Task objective
State how many lines hold the word "What", with no other words.

Listed entries
══════════

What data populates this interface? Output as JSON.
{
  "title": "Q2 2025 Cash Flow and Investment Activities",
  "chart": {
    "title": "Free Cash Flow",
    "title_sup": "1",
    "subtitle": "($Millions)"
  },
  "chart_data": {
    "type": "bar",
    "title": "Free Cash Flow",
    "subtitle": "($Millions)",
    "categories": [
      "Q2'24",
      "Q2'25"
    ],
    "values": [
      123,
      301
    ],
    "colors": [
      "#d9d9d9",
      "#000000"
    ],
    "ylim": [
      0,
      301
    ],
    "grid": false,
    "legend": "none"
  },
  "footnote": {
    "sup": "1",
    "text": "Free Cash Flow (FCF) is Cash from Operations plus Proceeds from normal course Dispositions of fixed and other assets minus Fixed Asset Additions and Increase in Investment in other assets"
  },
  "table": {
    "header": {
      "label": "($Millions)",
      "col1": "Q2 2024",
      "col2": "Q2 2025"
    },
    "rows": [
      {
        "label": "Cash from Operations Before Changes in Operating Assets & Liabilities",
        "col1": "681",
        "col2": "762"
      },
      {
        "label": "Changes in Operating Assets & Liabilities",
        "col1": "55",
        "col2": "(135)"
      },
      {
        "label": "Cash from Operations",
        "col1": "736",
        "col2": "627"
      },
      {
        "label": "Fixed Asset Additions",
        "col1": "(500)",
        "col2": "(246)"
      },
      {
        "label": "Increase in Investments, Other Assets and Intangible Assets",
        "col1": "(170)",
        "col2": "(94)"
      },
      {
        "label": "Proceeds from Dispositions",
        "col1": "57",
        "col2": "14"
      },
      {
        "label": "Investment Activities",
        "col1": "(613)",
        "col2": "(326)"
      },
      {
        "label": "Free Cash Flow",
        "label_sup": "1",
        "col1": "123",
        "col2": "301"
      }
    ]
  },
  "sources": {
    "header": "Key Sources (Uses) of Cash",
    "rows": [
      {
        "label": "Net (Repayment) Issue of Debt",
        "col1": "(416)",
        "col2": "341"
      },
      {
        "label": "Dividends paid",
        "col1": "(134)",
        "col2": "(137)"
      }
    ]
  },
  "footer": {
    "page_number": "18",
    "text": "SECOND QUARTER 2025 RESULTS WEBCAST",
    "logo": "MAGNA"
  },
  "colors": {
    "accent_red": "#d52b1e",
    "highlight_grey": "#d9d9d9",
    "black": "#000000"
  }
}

══════════

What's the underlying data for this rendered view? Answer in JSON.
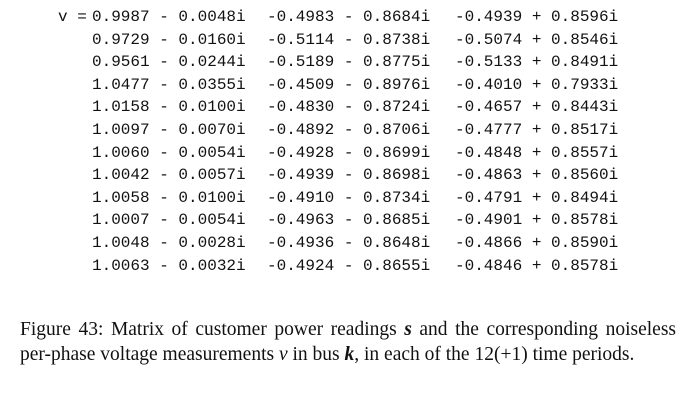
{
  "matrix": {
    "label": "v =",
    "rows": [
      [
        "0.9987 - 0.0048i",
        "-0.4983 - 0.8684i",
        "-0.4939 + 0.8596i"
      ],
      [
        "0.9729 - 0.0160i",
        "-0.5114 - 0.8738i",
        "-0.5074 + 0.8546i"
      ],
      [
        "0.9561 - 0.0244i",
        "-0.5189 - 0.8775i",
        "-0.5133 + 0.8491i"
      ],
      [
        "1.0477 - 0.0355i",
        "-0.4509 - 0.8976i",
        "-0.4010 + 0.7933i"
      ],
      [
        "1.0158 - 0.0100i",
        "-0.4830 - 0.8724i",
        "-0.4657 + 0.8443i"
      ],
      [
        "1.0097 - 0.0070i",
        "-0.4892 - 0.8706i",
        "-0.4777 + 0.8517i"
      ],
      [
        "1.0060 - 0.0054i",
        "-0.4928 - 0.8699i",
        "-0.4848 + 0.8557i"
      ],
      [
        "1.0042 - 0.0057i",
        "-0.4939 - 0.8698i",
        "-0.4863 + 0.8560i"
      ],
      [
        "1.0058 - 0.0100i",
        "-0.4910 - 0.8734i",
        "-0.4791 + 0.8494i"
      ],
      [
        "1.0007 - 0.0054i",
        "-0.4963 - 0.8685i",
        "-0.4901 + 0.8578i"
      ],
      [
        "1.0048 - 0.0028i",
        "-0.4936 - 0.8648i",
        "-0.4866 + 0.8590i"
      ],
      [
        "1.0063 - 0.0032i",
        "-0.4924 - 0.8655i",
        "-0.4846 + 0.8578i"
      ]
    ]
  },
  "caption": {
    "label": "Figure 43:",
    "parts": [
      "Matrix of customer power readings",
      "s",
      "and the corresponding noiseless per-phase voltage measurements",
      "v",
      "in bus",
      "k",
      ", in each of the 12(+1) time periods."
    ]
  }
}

══════════

Solution for this exercise
2